-- Start --

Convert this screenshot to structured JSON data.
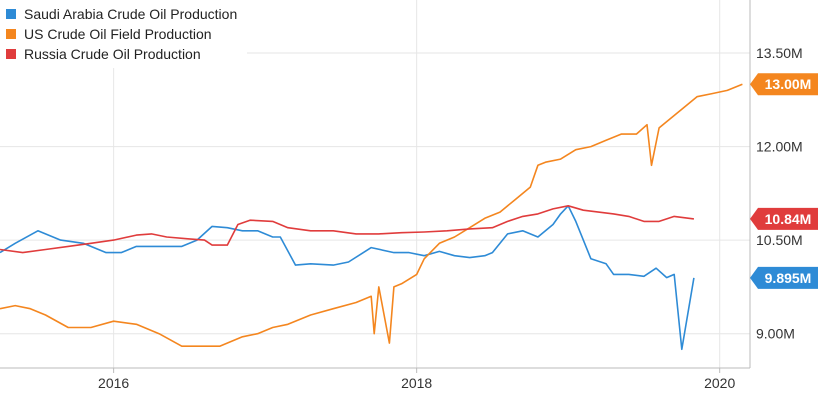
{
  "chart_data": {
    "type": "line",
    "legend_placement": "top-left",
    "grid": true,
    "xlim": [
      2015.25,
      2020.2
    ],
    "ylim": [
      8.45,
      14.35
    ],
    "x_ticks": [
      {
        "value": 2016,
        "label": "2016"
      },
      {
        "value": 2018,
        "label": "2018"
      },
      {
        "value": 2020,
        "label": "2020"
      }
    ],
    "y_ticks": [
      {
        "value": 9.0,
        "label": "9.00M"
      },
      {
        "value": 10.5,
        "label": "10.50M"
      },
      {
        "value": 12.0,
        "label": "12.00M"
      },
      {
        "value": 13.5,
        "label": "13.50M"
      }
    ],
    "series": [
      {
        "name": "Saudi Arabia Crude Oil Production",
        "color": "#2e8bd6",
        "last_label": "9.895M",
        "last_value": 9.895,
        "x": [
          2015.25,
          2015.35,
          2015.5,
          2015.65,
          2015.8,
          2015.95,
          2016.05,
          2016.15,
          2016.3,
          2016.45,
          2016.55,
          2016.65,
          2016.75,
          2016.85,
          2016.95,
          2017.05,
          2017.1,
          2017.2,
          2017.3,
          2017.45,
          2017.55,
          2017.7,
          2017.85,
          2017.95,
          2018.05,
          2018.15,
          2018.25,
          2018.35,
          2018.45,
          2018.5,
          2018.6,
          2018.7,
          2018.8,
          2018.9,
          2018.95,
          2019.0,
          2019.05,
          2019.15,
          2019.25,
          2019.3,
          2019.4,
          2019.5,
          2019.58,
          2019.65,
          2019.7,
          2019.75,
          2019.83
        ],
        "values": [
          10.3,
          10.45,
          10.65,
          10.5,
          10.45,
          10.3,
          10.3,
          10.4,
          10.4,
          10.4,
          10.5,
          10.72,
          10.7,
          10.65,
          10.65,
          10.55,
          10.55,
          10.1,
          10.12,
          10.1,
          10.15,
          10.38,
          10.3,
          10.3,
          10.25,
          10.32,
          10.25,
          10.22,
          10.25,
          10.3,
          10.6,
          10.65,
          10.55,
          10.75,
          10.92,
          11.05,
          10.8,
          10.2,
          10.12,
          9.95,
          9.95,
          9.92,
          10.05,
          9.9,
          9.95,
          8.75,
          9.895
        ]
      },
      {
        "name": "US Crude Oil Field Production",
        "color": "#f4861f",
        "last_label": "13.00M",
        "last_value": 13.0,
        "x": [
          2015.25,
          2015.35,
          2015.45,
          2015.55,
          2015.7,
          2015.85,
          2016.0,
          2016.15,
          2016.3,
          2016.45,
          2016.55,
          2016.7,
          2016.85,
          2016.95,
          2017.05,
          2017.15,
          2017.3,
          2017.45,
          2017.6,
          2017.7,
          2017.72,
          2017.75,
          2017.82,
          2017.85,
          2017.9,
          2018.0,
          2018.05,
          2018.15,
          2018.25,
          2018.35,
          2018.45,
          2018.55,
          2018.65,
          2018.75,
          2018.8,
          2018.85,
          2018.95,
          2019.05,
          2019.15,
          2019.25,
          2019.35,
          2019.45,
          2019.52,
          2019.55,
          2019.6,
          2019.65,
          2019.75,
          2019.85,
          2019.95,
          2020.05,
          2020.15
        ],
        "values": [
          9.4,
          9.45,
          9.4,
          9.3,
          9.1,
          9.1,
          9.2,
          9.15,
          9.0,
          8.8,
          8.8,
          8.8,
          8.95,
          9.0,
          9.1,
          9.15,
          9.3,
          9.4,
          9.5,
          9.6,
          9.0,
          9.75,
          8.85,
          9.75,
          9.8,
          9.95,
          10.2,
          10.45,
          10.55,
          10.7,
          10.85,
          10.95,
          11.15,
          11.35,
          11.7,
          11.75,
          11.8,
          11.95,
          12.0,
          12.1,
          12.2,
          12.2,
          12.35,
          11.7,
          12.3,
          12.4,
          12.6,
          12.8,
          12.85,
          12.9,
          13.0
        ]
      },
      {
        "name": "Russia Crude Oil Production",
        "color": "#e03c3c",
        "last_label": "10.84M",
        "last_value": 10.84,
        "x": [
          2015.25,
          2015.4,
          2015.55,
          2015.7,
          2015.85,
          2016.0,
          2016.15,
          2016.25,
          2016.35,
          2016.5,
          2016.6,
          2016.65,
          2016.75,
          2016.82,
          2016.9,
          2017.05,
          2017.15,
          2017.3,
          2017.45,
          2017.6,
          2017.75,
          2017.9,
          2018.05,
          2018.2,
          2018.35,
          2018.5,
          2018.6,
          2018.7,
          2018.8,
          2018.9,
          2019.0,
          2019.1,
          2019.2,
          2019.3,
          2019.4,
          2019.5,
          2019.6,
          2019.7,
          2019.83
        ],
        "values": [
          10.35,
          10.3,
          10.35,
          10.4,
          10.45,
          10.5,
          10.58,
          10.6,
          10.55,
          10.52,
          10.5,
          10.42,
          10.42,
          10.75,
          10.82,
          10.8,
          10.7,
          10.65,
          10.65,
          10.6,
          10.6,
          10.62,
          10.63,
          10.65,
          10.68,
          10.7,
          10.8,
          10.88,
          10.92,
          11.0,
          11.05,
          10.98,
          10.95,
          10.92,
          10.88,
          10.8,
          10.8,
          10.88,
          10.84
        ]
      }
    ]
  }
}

-- End --
-- Start --

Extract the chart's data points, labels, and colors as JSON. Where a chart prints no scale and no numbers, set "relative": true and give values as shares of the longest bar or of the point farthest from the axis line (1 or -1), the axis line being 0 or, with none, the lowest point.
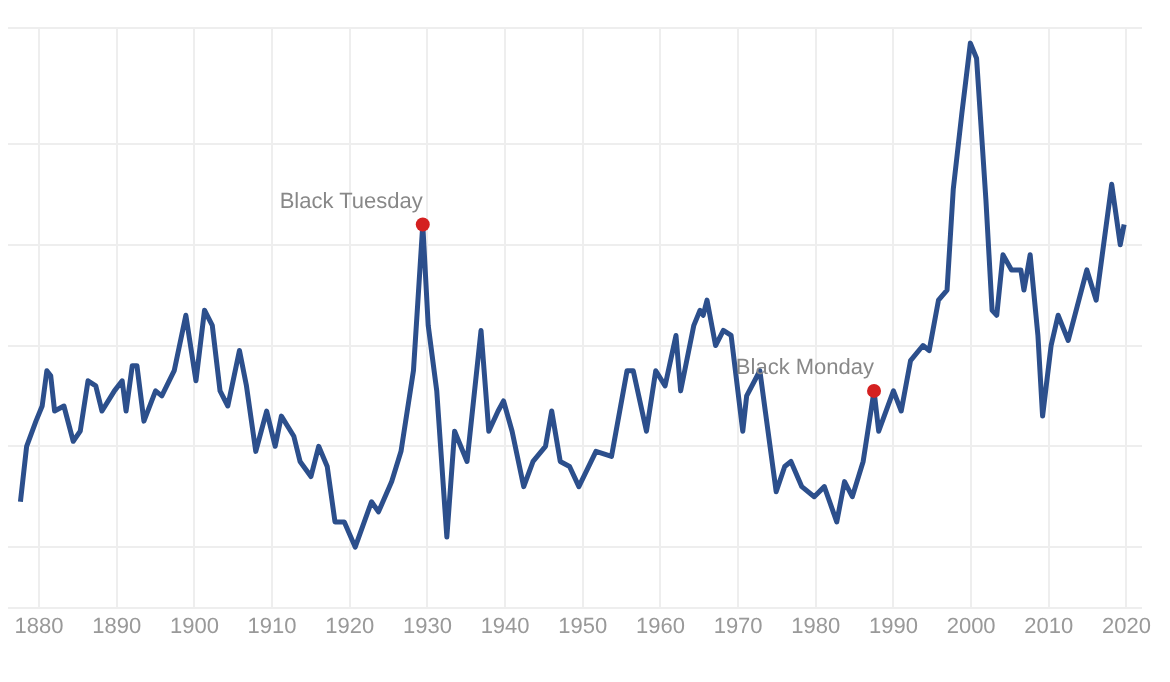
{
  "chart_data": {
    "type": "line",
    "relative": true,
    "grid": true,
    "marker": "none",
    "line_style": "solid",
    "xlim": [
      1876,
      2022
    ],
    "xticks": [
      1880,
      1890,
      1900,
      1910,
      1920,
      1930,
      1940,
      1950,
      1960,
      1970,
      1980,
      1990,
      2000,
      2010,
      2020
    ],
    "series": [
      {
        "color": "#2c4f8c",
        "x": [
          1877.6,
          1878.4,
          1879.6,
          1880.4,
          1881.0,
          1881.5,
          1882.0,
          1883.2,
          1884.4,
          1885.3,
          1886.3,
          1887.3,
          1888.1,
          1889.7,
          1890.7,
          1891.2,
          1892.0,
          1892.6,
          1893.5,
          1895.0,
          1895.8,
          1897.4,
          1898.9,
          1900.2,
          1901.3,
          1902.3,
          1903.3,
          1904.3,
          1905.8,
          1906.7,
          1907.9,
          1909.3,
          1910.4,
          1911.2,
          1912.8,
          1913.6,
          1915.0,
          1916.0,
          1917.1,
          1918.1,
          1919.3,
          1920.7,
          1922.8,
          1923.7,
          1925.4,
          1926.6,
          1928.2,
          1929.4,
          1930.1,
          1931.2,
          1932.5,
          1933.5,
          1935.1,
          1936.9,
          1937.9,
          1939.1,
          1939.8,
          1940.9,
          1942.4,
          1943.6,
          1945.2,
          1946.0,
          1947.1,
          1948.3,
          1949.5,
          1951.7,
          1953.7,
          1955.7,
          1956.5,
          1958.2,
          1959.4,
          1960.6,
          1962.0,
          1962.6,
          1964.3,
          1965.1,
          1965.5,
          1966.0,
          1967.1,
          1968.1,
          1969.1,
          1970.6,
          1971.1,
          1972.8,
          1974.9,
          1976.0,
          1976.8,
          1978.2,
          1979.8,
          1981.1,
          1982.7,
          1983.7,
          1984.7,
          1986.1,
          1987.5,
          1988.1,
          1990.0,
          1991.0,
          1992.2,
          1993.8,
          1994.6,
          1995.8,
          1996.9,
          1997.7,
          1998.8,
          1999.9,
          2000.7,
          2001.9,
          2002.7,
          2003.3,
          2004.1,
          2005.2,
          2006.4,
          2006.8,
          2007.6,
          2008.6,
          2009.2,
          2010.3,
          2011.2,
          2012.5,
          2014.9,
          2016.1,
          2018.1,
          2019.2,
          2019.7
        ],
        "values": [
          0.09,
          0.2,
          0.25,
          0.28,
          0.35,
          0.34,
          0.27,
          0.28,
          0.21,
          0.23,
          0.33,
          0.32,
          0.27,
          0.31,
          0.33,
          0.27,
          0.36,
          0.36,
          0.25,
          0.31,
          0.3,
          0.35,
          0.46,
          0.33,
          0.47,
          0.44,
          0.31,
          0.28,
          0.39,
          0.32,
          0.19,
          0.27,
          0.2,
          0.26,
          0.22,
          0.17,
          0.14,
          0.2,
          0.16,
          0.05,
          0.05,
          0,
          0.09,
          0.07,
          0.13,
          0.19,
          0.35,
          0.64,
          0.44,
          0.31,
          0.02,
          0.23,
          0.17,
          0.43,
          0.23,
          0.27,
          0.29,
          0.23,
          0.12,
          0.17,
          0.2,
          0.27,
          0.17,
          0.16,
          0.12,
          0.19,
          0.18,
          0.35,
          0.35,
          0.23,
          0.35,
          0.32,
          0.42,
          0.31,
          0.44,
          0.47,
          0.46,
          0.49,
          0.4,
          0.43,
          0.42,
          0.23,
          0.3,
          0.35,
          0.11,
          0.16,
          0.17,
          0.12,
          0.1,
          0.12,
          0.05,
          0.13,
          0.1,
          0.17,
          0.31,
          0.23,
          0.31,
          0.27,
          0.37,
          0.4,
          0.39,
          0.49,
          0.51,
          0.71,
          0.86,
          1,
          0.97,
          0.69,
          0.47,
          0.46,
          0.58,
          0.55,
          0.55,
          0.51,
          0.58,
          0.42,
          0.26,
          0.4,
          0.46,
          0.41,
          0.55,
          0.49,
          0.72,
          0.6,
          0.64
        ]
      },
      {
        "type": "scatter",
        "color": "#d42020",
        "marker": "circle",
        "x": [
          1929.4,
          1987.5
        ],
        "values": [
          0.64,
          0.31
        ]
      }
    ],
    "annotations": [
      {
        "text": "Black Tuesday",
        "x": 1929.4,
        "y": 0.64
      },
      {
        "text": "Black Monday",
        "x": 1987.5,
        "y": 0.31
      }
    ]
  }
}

-- End --

- Exercise aim: Tally the lines in the entries above that hold the word "Crude". Reply with nothing but that count.

- The reply: 3